_What is required_: Which lines have the string "name"? Copy all of them from the entries below.

[Figure collection entries]
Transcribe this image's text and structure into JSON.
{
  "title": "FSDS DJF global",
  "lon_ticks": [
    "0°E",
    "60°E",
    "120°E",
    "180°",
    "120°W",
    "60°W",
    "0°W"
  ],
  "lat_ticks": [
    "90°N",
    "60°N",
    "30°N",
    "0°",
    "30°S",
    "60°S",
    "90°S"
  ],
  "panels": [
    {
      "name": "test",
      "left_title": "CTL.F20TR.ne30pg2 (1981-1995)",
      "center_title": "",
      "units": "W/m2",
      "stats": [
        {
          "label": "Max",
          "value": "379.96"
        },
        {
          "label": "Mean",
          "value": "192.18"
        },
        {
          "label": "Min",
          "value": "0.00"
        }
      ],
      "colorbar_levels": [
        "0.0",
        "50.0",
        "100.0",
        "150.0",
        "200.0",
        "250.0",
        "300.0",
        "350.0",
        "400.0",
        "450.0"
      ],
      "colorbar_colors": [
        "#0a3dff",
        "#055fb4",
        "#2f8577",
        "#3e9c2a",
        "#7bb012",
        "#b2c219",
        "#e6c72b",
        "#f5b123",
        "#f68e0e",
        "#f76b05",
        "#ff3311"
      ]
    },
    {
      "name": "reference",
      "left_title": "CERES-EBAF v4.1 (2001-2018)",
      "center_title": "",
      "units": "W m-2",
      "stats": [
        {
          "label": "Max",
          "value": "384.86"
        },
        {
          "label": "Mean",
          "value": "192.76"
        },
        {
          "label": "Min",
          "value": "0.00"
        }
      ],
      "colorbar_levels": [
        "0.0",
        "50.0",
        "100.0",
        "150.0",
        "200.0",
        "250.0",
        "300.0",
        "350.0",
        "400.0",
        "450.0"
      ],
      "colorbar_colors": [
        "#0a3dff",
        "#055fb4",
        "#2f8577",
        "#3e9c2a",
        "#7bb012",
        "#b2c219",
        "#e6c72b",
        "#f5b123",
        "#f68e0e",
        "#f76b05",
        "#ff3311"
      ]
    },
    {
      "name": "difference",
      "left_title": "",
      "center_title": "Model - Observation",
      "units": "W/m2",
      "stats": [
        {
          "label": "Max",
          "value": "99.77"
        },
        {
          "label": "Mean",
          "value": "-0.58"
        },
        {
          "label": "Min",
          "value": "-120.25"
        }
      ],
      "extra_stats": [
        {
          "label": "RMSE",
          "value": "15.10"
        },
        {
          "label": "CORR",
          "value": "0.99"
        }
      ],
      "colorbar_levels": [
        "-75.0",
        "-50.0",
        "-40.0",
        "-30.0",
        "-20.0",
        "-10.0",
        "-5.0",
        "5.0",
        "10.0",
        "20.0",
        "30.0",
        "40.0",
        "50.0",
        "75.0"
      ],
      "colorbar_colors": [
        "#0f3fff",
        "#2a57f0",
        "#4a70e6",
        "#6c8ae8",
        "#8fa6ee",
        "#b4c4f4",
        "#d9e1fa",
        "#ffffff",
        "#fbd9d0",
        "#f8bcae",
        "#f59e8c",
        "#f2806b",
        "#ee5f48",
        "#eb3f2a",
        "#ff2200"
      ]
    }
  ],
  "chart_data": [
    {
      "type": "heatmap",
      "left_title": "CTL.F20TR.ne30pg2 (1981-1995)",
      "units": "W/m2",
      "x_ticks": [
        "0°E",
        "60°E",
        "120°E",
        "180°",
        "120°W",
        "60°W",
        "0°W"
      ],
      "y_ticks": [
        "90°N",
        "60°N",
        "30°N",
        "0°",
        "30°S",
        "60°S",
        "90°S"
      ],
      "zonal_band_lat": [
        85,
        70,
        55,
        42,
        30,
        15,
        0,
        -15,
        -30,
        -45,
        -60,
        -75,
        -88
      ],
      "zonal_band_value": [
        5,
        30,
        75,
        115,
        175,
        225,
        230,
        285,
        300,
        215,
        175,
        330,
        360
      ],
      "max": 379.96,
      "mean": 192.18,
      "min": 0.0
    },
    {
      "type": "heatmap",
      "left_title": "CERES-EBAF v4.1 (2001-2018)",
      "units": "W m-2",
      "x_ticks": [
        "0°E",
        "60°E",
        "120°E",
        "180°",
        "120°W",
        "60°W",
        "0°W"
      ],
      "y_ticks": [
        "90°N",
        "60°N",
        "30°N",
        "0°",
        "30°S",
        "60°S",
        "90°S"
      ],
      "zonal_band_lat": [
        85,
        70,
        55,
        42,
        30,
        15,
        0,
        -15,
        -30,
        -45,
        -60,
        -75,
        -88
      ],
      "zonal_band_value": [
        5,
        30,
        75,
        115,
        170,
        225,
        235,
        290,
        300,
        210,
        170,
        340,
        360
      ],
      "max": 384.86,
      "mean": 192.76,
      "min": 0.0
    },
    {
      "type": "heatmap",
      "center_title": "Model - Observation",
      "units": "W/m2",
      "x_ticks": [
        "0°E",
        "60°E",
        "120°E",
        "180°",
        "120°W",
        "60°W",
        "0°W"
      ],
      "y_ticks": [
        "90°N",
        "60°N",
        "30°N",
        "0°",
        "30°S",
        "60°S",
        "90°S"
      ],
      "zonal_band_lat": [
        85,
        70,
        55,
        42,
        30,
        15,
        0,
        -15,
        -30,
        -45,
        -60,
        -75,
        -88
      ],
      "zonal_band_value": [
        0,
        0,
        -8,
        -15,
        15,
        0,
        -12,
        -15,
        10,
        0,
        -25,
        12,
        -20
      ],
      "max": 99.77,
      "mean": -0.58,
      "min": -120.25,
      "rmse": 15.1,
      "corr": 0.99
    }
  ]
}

_The completed task_:
      "name": "test",
      "name": "reference",
      "name": "difference",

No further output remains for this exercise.